▸ **Records for this task**:
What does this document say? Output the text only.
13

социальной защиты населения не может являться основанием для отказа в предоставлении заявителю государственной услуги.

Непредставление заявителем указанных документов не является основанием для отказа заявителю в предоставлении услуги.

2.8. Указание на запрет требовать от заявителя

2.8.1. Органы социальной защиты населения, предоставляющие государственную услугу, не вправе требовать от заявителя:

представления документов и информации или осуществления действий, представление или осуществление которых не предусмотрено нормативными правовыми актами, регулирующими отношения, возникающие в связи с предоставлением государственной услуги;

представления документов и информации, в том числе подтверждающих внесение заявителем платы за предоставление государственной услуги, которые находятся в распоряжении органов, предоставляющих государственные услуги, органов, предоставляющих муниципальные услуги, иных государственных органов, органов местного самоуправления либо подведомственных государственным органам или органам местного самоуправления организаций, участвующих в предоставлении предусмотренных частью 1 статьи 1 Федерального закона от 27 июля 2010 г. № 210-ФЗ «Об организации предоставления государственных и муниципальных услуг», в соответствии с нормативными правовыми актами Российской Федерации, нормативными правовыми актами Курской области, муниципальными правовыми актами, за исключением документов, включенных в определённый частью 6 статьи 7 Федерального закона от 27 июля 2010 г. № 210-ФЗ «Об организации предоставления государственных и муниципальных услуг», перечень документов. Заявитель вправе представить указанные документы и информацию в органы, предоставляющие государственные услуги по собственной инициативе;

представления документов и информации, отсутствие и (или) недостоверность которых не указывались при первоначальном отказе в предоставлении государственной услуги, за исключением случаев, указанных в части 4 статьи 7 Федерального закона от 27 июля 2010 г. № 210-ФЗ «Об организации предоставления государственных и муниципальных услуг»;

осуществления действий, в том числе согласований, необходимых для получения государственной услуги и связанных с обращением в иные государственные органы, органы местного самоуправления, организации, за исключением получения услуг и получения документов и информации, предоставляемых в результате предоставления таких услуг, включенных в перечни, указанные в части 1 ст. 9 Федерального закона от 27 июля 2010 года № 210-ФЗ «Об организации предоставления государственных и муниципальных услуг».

▸ **The problem**: Go back to the listing above and please repeat it exactly.

▸ **Output of the exercise**:
What does this document say? Output the text only.
13

социальной защиты населения не может являться основанием для отказа в предоставлении заявителю государственной услуги.

Непредставление заявителем указанных документов не является основанием для отказа заявителю в предоставлении услуги.

2.8. Указание на запрет требовать от заявителя

2.8.1. Органы социальной защиты населения, предоставляющие государственную услугу, не вправе требовать от заявителя:

представления документов и информации или осуществления действий, представление или осуществление которых не предусмотрено нормативными правовыми актами, регулирующими отношения, возникающие в связи с предоставлением государственной услуги;

представления документов и информации, в том числе подтверждающих внесение заявителем платы за предоставление государственной услуги, которые находятся в распоряжении органов, предоставляющих государственные услуги, органов, предоставляющих муниципальные услуги, иных государственных органов, органов местного самоуправления либо подведомственных государственным органам или органам местного самоуправления организаций, участвующих в предоставлении предусмотренных частью 1 статьи 1 Федерального закона от 27 июля 2010 г. № 210-ФЗ «Об организации предоставления государственных и муниципальных услуг», в соответствии с нормативными правовыми актами Российской Федерации, нормативными правовыми актами Курской области, муниципальными правовыми актами, за исключением документов, включенных в определённый частью 6 статьи 7 Федерального закона от 27 июля 2010 г. № 210-ФЗ «Об организации предоставления государственных и муниципальных услуг», перечень документов. Заявитель вправе представить указанные документы и информацию в органы, предоставляющие государственные услуги по собственной инициативе;

представления документов и информации, отсутствие и (или) недостоверность которых не указывались при первоначальном отказе в предоставлении государственной услуги, за исключением случаев, указанных в части 4 статьи 7 Федерального закона от 27 июля 2010 г. № 210-ФЗ «Об организации предоставления государственных и муниципальных услуг»;

осуществления действий, в том числе согласований, необходимых для получения государственной услуги и связанных с обращением в иные государственные органы, органы местного самоуправления, организации, за исключением получения услуг и получения документов и информации, предоставляемых в результате предоставления таких услуг, включенных в перечни, указанные в части 1 ст. 9 Федерального закона от 27 июля 2010 года № 210-ФЗ «Об организации предоставления государственных и муниципальных услуг».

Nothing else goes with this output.